REQUIRED WORK: Repeat all of the records verbatim.

(Items listed in a dataset)
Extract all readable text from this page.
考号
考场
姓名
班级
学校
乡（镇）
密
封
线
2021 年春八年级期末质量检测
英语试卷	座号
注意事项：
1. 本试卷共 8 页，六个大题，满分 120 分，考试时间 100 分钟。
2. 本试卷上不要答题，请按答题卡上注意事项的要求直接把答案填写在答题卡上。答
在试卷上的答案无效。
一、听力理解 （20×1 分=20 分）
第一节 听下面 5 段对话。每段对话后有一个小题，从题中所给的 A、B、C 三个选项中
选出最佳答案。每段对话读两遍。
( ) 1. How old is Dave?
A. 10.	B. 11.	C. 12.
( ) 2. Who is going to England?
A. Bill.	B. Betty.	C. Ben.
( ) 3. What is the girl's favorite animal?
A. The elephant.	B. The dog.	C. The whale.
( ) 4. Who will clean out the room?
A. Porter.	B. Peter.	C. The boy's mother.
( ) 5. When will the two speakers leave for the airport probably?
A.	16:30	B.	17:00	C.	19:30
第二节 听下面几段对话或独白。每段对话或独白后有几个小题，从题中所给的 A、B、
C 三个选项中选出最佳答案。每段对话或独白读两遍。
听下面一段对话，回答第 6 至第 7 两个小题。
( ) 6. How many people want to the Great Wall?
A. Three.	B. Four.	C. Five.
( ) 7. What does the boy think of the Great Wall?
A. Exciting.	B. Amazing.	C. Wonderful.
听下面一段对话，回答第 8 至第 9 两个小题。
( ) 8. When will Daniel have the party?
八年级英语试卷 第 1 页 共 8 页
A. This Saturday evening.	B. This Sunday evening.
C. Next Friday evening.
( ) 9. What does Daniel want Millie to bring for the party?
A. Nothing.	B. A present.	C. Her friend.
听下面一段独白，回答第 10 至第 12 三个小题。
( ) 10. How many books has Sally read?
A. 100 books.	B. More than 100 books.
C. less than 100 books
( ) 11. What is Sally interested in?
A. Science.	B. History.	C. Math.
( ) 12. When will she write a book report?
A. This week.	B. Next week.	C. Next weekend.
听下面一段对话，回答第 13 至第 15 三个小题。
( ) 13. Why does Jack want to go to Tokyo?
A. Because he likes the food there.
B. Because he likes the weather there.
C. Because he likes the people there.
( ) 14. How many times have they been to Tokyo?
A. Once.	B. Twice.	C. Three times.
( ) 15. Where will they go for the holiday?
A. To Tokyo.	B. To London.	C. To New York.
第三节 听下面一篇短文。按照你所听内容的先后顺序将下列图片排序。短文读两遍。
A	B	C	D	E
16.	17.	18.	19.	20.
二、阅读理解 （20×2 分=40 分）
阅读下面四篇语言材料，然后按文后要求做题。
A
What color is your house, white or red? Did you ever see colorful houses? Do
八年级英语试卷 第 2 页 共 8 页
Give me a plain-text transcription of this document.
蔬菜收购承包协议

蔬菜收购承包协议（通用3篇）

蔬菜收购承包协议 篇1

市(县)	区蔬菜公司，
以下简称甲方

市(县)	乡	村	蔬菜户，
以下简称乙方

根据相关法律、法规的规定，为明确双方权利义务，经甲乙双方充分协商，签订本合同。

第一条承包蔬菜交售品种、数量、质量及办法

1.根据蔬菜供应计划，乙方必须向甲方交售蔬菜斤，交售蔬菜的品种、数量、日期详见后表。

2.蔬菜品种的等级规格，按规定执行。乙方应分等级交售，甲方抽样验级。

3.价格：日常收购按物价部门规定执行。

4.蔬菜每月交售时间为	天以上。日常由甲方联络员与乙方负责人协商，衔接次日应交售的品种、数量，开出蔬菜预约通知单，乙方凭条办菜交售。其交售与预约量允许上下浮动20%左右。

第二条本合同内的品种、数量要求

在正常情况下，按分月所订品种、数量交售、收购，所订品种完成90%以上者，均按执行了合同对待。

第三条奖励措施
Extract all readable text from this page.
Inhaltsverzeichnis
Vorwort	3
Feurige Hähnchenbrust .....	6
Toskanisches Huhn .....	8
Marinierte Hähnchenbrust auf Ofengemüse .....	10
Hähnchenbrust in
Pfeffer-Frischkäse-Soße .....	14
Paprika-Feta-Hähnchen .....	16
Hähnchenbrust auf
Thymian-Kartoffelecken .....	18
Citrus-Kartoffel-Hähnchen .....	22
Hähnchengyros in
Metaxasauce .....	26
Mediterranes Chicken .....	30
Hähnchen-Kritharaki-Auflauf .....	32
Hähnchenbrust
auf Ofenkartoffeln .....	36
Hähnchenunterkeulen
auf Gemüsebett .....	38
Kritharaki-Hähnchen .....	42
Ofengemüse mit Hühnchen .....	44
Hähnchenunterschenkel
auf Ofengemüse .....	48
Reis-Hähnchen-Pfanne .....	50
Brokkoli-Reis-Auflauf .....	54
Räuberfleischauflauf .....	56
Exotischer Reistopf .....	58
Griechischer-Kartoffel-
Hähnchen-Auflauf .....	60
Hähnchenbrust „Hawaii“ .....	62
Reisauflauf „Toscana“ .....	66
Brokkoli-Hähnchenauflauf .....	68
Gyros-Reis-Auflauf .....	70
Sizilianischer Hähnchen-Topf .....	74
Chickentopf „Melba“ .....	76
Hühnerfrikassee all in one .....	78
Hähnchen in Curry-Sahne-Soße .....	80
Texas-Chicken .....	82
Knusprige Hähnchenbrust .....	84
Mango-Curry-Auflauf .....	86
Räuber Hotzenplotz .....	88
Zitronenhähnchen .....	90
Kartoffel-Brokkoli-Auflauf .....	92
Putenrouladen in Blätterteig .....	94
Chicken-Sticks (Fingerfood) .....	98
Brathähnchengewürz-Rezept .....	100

REPLY:
Extract all readable text from this page.
考号
考场
姓名
班级
学校
乡（镇）
密
封
线
2021 年春八年级期末质量检测
英语试卷	座号
注意事项：
1. 本试卷共 8 页，六个大题，满分 120 分，考试时间 100 分钟。
2. 本试卷上不要答题，请按答题卡上注意事项的要求直接把答案填写在答题卡上。答
在试卷上的答案无效。
一、听力理解 （20×1 分=20 分）
第一节 听下面 5 段对话。每段对话后有一个小题，从题中所给的 A、B、C 三个选项中
选出最佳答案。每段对话读两遍。
( ) 1. How old is Dave?
A. 10.	B. 11.	C. 12.
( ) 2. Who is going to England?
A. Bill.	B. Betty.	C. Ben.
( ) 3. What is the girl's favorite animal?
A. The elephant.	B. The dog.	C. The whale.
( ) 4. Who will clean out the room?
A. Porter.	B. Peter.	C. The boy's mother.
( ) 5. When will the two speakers leave for the airport probably?
A.	16:30	B.	17:00	C.	19:30
第二节 听下面几段对话或独白。每段对话或独白后有几个小题，从题中所给的 A、B、
C 三个选项中选出最佳答案。每段对话或独白读两遍。
听下面一段对话，回答第 6 至第 7 两个小题。
( ) 6. How many people want to the Great Wall?
A. Three.	B. Four.	C. Five.
( ) 7. What does the boy think of the Great Wall?
A. Exciting.	B. Amazing.	C. Wonderful.
听下面一段对话，回答第 8 至第 9 两个小题。
( ) 8. When will Daniel have the party?
八年级英语试卷 第 1 页 共 8 页
A. This Saturday evening.	B. This Sunday evening.
C. Next Friday evening.
( ) 9. What does Daniel want Millie to bring for the party?
A. Nothing.	B. A present.	C. Her friend.
听下面一段独白，回答第 10 至第 12 三个小题。
( ) 10. How many books has Sally read?
A. 100 books.	B. More than 100 books.
C. less than 100 books
( ) 11. What is Sally interested in?
A. Science.	B. History.	C. Math.
( ) 12. When will she write a book report?
A. This week.	B. Next week.	C. Next weekend.
听下面一段对话，回答第 13 至第 15 三个小题。
( ) 13. Why does Jack want to go to Tokyo?
A. Because he likes the food there.
B. Because he likes the weather there.
C. Because he likes the people there.
( ) 14. How many times have they been to Tokyo?
A. Once.	B. Twice.	C. Three times.
( ) 15. Where will they go for the holiday?
A. To Tokyo.	B. To London.	C. To New York.
第三节 听下面一篇短文。按照你所听内容的先后顺序将下列图片排序。短文读两遍。
A	B	C	D	E
16.	17.	18.	19.	20.
二、阅读理解 （20×2 分=40 分）
阅读下面四篇语言材料，然后按文后要求做题。
A
What color is your house, white or red? Did you ever see colorful houses? Do
八年级英语试卷 第 2 页 共 8 页
Give me a plain-text transcription of this document.
蔬菜收购承包协议

蔬菜收购承包协议（通用3篇）

蔬菜收购承包协议 篇1

市(县)	区蔬菜公司，
以下简称甲方

市(县)	乡	村	蔬菜户，
以下简称乙方

根据相关法律、法规的规定，为明确双方权利义务，经甲乙双方充分协商，签订本合同。

第一条承包蔬菜交售品种、数量、质量及办法

1.根据蔬菜供应计划，乙方必须向甲方交售蔬菜斤，交售蔬菜的品种、数量、日期详见后表。

2.蔬菜品种的等级规格，按规定执行。乙方应分等级交售，甲方抽样验级。

3.价格：日常收购按物价部门规定执行。

4.蔬菜每月交售时间为	天以上。日常由甲方联络员与乙方负责人协商，衔接次日应交售的品种、数量，开出蔬菜预约通知单，乙方凭条办菜交售。其交售与预约量允许上下浮动20%左右。

第二条本合同内的品种、数量要求

在正常情况下，按分月所订品种、数量交售、收购，所订品种完成90%以上者，均按执行了合同对待。

第三条奖励措施
Extract all readable text from this page.
Inhaltsverzeichnis
Vorwort	3
Feurige Hähnchenbrust .....	6
Toskanisches Huhn .....	8
Marinierte Hähnchenbrust auf Ofengemüse .....	10
Hähnchenbrust in
Pfeffer-Frischkäse-Soße .....	14
Paprika-Feta-Hähnchen .....	16
Hähnchenbrust auf
Thymian-Kartoffelecken .....	18
Citrus-Kartoffel-Hähnchen .....	22
Hähnchengyros in
Metaxasauce .....	26
Mediterranes Chicken .....	30
Hähnchen-Kritharaki-Auflauf .....	32
Hähnchenbrust
auf Ofenkartoffeln .....	36
Hähnchenunterkeulen
auf Gemüsebett .....	38
Kritharaki-Hähnchen .....	42
Ofengemüse mit Hühnchen .....	44
Hähnchenunterschenkel
auf Ofengemüse .....	48
Reis-Hähnchen-Pfanne .....	50
Brokkoli-Reis-Auflauf .....	54
Räuberfleischauflauf .....	56
Exotischer Reistopf .....	58
Griechischer-Kartoffel-
Hähnchen-Auflauf .....	60
Hähnchenbrust „Hawaii“ .....	62
Reisauflauf „Toscana“ .....	66
Brokkoli-Hähnchenauflauf .....	68
Gyros-Reis-Auflauf .....	70
Sizilianischer Hähnchen-Topf .....	74
Chickentopf „Melba“ .....	76
Hühnerfrikassee all in one .....	78
Hähnchen in Curry-Sahne-Soße .....	80
Texas-Chicken .....	82
Knusprige Hähnchenbrust .....	84
Mango-Curry-Auflauf .....	86
Räuber Hotzenplotz .....	88
Zitronenhähnchen .....	90
Kartoffel-Brokkoli-Auflauf .....	92
Putenrouladen in Blätterteig .....	94
Chicken-Sticks (Fingerfood) .....	98
Brathähnchengewürz-Rezept .....	100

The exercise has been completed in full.